━━ ENTRIES SUPPLIED ━━
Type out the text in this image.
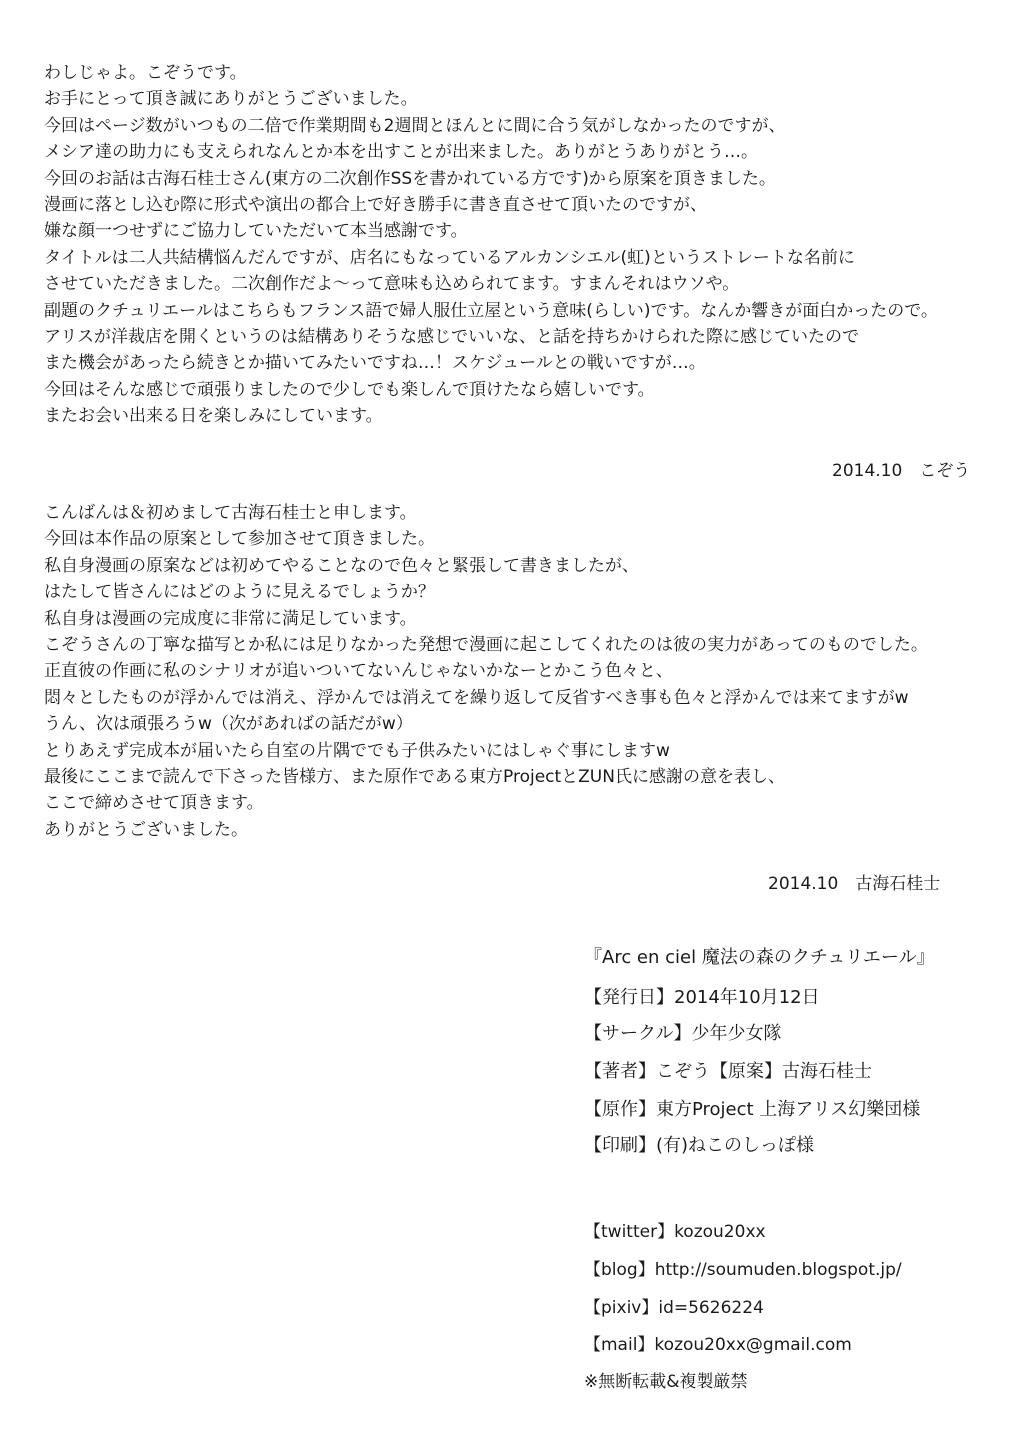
わしじゃよ。こぞうです。
お手にとって頂き誠にありがとうございました。
今回はページ数がいつもの二倍で作業期間も2週間とほんとに間に合う気がしなかったのですが、
メシア達の助力にも支えられなんとか本を出すことが出来ました。ありがとうありがとう…。
今回のお話は古海石桂士さん(東方の二次創作SSを書かれている方です)から原案を頂きました。
漫画に落とし込む際に形式や演出の都合上で好き勝手に書き直させて頂いたのですが、
嫌な顔一つせずにご協力していただいて本当感謝です。
タイトルは二人共結構悩んだんですが、店名にもなっているアルカンシエル(虹)というストレートな名前に
させていただきました。二次創作だよ～って意味も込められてます。すまんそれはウソや。
副題のクチュリエールはこちらもフランス語で婦人服仕立屋という意味(らしい)です。なんか響きが面白かったので。
アリスが洋裁店を開くというのは結構ありそうな感じでいいな、と話を持ちかけられた際に感じていたので
また機会があったら続きとか描いてみたいですね…！スケジュールとの戦いですが…。
今回はそんな感じで頑張りましたので少しでも楽しんで頂けたなら嬉しいです。
またお会い出来る日を楽しみにしています。
2014.10　こぞう
こんばんは＆初めまして古海石桂士と申します。
今回は本作品の原案として参加させて頂きました。
私自身漫画の原案などは初めてやることなので色々と緊張して書きましたが、
はたして皆さんにはどのように見えるでしょうか？
私自身は漫画の完成度に非常に満足しています。
こぞうさんの丁寧な描写とか私には足りなかった発想で漫画に起こしてくれたのは彼の実力があってのものでした。
正直彼の作画に私のシナリオが追いついてないんじゃないかなーとかこう色々と、
悶々としたものが浮かんでは消え、浮かんでは消えてを繰り返して反省すべき事も色々と浮かんでは来てますがw
うん、次は頑張ろうw（次があればの話だがw）
とりあえず完成本が届いたら自室の片隅ででも子供みたいにはしゃぐ事にしますw
最後にここまで読んで下さった皆様方、また原作である東方ProjectとZUN氏に感謝の意を表し、
ここで締めさせて頂きます。
ありがとうございました。
2014.10　古海石桂士
『Arc en ciel 魔法の森のクチュリエール』
【発行日】2014年10月12日
【サークル】少年少女隊
【著者】こぞう【原案】古海石桂士
【原作】東方Project 上海アリス幻樂団様
【印刷】(有)ねこのしっぽ様
【twitter】kozou20xx
【blog】http://soumuden.blogspot.jp/
【pixiv】id=5626224
【mail】kozou20xx@gmail.com
※無断転載&複製厳禁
━━━
## WHAT THIS TASK INVOLVES
Repeat each entry exactly as given; no pictures belong in the copy.

## WRITTEN RESPONSE
Type out the text in this image.
わしじゃよ。こぞうです。
お手にとって頂き誠にありがとうございました。
今回はページ数がいつもの二倍で作業期間も2週間とほんとに間に合う気がしなかったのですが、
メシア達の助力にも支えられなんとか本を出すことが出来ました。ありがとうありがとう…。
今回のお話は古海石桂士さん(東方の二次創作SSを書かれている方です)から原案を頂きました。
漫画に落とし込む際に形式や演出の都合上で好き勝手に書き直させて頂いたのですが、
嫌な顔一つせずにご協力していただいて本当感謝です。
タイトルは二人共結構悩んだんですが、店名にもなっているアルカンシエル(虹)というストレートな名前に
させていただきました。二次創作だよ～って意味も込められてます。すまんそれはウソや。
副題のクチュリエールはこちらもフランス語で婦人服仕立屋という意味(らしい)です。なんか響きが面白かったので。
アリスが洋裁店を開くというのは結構ありそうな感じでいいな、と話を持ちかけられた際に感じていたので
また機会があったら続きとか描いてみたいですね…！スケジュールとの戦いですが…。
今回はそんな感じで頑張りましたので少しでも楽しんで頂けたなら嬉しいです。
またお会い出来る日を楽しみにしています。
2014.10　こぞう
こんばんは＆初めまして古海石桂士と申します。
今回は本作品の原案として参加させて頂きました。
私自身漫画の原案などは初めてやることなので色々と緊張して書きましたが、
はたして皆さんにはどのように見えるでしょうか？
私自身は漫画の完成度に非常に満足しています。
こぞうさんの丁寧な描写とか私には足りなかった発想で漫画に起こしてくれたのは彼の実力があってのものでした。
正直彼の作画に私のシナリオが追いついてないんじゃないかなーとかこう色々と、
悶々としたものが浮かんでは消え、浮かんでは消えてを繰り返して反省すべき事も色々と浮かんでは来てますがw
うん、次は頑張ろうw（次があればの話だがw）
とりあえず完成本が届いたら自室の片隅ででも子供みたいにはしゃぐ事にしますw
最後にここまで読んで下さった皆様方、また原作である東方ProjectとZUN氏に感謝の意を表し、
ここで締めさせて頂きます。
ありがとうございました。
2014.10　古海石桂士
『Arc en ciel 魔法の森のクチュリエール』
【発行日】2014年10月12日
【サークル】少年少女隊
【著者】こぞう【原案】古海石桂士
【原作】東方Project 上海アリス幻樂団様
【印刷】(有)ねこのしっぽ様
【twitter】kozou20xx
【blog】http://soumuden.blogspot.jp/
【pixiv】id=5626224
【mail】kozou20xx@gmail.com
※無断転載&複製厳禁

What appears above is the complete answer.